## What the task requires
From the news report on the Navy SEALs disciplined over a videogame, extract word for word the part that opens with the words containing "While the SEALs" and closes with "violated any NDA.".

*** Opening of Selected excerpt ***

"Get some!" shouts a young man as he jumps out of an airplane circling the skies above Hollywood, California. The gentleman falling from the sky is a NAVY SEAL, and he's giving his best effort to raise attention given to the pseudo-propagandist film, "Act of Valor," which hits theaters on Feb. 24. "Act of Valor," a story about U.S. Navy Seals, is acted out by real NAVY SEALS, and accordingly, real NAVY SEALS parachuted into the premier Monday night. Reuters

Seven Navy SEALs, one of whom participated in the raid that killed Osama Bin Laden in May of 2011, have been disciplined by the Navy for allegedly divulging classified information in the making of a videogame, the Associated Press reported.

The men, along with four other SEAL Team 6 members who are still under investigation, reportedly acted as paid consultants on the video game“Medal of Honor: Warfighter.”

Navy officials claim the SEALs did not ask permission to participate in the project and divulged sensitive information about combat equipment particular to their unit.

The seven punished individuals received a punitive letter of reprimand and were docked partial pay for two months. Furthermore, reprimands in the military, even nonjudicial types like the SEALs', generally hinder a serviceman's career.

"We do not tolerate deviations from the policies that govern who we are and what we do as sailors in the United States Navy," Naval Special Warfare Command, Rear Adm. Garry Bonelli said in a statement.

While the SEALs has historically been an ultra-secretive unit, publicity has found the group in the past few years. Matt Bissonnette, a SEAL who participated in the raid that killed Osama Bin Laden, wrote a firsthand account of the assault under the pseudonym Mark Owen.

The Pentagon, before the book was published, accused Bissonnette of disclosing classified information, which violated a nondisclosure agreement (NDA) he and the other SEALs had signed. Bissonnette denies he violated any NDA.

Naval Special Warfare Command, Rear Adm. Sean Pybus responded to Bissonnette's book by telling his unit that "hawking details about a mission" jeopardizes the safety of the SEALs and their families.

*** Close of Selected excerpt ***
*** Opening of Data extract ***

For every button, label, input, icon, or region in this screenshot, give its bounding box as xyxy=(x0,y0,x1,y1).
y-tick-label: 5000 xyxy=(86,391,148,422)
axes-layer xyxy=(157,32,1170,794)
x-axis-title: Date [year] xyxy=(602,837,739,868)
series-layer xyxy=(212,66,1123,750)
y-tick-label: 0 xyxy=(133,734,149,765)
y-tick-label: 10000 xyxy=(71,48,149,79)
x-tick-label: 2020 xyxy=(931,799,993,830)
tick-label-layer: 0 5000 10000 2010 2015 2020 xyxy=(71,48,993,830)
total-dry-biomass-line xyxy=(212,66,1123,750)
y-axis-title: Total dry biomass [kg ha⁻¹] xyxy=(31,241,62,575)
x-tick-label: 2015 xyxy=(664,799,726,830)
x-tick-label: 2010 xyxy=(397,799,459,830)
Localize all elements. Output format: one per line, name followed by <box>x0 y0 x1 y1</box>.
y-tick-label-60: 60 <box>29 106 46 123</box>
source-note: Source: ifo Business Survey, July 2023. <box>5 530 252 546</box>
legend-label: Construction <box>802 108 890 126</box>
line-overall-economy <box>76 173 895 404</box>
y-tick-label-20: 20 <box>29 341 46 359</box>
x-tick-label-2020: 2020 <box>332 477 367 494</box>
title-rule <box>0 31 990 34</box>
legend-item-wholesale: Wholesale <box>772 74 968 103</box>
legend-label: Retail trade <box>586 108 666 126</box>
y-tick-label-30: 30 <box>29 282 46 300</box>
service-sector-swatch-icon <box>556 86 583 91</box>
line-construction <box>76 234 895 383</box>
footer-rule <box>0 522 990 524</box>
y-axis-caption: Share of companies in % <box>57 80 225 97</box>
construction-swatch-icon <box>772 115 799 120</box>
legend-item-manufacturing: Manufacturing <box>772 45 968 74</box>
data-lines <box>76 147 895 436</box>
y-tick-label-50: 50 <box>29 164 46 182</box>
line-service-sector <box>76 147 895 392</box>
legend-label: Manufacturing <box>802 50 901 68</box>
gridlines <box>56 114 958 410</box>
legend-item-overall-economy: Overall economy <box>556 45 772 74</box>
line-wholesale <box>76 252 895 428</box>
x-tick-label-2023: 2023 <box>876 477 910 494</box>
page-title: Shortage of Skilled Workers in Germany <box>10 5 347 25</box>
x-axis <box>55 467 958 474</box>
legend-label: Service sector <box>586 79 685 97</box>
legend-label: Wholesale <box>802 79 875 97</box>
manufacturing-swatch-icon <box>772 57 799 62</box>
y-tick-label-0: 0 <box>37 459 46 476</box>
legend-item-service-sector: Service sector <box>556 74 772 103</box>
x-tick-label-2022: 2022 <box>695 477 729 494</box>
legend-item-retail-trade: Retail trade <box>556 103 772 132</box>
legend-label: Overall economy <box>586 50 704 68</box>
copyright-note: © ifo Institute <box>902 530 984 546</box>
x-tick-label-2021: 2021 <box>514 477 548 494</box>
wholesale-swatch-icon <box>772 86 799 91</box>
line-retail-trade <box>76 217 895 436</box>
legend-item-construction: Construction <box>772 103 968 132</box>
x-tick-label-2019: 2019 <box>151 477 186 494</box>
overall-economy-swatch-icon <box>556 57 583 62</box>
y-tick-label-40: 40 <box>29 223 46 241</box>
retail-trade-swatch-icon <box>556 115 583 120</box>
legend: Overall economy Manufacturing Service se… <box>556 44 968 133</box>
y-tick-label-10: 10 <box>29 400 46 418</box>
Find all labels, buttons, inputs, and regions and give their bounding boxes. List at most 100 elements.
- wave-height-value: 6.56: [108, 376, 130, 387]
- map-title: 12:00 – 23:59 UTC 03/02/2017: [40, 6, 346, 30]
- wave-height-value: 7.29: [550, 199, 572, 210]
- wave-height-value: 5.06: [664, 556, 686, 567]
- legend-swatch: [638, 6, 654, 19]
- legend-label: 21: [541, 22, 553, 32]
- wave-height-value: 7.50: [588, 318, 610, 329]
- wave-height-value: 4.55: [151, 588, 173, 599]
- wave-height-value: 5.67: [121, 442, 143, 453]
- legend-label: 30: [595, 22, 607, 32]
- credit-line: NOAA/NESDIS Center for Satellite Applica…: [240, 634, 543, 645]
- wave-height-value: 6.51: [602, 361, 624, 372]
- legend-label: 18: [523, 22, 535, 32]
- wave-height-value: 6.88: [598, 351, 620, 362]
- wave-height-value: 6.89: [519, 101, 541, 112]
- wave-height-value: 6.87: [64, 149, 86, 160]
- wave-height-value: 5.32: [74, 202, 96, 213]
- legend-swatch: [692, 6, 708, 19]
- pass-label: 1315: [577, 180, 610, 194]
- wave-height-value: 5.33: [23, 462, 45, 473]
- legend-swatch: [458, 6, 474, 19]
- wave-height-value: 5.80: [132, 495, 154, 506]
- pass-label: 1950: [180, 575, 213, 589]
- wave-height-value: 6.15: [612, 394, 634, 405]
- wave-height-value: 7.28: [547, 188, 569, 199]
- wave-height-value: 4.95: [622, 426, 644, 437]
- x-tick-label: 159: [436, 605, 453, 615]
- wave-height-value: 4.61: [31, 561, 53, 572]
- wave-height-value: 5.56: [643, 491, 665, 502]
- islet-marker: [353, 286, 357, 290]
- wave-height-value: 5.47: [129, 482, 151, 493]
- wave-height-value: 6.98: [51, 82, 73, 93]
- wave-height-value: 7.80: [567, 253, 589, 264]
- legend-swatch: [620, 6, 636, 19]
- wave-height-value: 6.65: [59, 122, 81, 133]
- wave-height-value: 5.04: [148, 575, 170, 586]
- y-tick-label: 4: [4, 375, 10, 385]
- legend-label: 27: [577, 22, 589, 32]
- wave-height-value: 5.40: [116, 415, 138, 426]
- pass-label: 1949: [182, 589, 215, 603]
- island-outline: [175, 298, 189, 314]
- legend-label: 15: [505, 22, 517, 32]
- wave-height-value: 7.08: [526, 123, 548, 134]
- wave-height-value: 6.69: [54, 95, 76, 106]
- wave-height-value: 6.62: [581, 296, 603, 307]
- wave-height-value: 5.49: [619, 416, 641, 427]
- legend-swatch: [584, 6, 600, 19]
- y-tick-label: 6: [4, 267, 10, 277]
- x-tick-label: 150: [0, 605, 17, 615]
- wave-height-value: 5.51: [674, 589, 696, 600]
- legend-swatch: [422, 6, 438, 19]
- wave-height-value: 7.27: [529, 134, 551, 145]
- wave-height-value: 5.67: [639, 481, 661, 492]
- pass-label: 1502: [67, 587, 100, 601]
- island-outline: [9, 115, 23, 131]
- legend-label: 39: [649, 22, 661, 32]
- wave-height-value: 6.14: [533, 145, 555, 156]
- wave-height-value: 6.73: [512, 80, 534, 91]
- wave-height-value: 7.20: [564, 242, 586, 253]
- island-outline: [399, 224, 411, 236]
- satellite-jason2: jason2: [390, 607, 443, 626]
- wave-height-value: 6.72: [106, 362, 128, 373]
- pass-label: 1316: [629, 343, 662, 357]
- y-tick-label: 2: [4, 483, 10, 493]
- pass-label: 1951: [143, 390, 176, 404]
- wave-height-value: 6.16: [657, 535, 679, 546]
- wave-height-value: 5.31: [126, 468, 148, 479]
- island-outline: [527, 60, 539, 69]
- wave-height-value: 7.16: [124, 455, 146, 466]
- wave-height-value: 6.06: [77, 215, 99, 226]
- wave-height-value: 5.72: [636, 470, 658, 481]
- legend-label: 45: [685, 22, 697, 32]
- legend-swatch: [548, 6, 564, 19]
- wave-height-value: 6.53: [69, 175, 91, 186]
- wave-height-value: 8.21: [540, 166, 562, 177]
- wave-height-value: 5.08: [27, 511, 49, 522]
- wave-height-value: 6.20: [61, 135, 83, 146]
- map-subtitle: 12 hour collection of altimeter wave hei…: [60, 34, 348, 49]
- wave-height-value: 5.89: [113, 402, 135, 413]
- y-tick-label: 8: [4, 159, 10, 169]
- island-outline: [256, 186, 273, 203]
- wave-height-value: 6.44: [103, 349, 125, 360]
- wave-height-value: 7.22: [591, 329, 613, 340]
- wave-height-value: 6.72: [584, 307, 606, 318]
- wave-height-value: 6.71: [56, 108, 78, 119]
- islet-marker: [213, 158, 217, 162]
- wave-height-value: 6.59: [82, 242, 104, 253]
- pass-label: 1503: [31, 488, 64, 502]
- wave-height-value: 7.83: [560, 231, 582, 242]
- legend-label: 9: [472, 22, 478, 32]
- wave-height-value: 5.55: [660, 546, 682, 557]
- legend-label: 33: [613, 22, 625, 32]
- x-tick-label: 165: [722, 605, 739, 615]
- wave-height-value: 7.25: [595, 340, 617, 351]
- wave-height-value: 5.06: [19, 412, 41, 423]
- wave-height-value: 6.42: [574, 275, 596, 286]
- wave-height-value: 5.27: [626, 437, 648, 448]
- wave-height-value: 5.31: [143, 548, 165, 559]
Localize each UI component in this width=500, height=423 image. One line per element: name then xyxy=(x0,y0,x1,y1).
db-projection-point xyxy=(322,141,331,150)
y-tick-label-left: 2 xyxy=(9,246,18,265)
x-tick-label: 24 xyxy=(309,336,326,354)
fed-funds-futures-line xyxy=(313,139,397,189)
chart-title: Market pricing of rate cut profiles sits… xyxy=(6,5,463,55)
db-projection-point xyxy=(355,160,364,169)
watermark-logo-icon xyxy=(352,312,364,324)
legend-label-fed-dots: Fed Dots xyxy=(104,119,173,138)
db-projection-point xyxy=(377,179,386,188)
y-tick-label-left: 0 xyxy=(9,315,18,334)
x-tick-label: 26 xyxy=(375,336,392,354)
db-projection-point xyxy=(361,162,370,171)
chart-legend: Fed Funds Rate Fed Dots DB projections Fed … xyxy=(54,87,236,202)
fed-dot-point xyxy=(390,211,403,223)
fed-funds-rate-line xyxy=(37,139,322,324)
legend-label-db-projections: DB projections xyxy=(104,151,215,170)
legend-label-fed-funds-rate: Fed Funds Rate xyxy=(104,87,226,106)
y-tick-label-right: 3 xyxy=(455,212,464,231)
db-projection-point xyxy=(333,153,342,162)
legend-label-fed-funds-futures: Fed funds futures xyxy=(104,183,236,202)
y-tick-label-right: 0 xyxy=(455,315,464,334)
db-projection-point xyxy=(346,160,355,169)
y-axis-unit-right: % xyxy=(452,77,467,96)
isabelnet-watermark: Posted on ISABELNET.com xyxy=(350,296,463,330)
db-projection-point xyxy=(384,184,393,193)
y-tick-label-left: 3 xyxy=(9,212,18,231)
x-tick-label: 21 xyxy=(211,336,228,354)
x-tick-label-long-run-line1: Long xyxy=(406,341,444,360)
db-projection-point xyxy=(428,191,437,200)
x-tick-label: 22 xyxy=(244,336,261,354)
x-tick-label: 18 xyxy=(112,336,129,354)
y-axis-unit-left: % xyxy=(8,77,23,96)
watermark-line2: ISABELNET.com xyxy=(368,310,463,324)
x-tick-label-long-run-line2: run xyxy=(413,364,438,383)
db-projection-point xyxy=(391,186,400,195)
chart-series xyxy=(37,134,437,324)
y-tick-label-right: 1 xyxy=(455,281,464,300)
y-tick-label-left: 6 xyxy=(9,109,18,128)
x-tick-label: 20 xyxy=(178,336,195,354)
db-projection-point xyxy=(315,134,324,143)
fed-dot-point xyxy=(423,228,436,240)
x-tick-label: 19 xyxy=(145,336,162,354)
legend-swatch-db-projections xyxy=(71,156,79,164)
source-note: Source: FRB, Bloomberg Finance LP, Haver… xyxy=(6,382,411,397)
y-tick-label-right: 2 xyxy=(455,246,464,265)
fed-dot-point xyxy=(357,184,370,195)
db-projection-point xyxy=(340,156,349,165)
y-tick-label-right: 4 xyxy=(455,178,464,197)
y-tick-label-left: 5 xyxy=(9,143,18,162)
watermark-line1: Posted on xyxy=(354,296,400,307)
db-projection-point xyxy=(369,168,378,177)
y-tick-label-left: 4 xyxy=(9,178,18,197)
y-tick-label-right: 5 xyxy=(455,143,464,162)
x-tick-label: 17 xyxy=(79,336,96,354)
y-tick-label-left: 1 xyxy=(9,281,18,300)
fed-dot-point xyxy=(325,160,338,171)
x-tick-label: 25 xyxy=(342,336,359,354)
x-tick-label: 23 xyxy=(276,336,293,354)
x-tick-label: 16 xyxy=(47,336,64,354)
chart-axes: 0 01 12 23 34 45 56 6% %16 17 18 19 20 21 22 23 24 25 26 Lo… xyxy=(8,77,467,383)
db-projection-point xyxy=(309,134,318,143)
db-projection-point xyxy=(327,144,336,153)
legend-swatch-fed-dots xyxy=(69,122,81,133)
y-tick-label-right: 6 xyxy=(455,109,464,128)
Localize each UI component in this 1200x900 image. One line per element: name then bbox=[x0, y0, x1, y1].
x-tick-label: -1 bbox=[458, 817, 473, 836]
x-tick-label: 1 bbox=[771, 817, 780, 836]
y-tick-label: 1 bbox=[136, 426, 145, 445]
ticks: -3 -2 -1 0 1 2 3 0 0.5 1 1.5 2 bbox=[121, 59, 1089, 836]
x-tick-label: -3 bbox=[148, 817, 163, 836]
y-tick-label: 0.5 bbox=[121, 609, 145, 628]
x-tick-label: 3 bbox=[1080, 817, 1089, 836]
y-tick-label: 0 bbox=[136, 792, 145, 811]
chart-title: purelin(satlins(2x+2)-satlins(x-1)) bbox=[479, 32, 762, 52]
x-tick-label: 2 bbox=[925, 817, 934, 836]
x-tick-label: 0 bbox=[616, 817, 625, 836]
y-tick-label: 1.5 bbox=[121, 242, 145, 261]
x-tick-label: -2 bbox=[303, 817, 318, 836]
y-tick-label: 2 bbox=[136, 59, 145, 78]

*** Close of Data extract ***

## Expected answer
While the SEALs has historically been an ultra-secretive unit, publicity has found the group in the past few years. Matt Bissonnette, a SEAL who participated in the raid that killed Osama Bin Laden, wrote a firsthand account of the assault under the pseudonym Mark Owen.

The Pentagon, before the book was published, accused Bissonnette of disclosing classified information, which violated a nondisclosure agreement (NDA) he and the other SEALs had signed. Bissonnette denies he violated any NDA.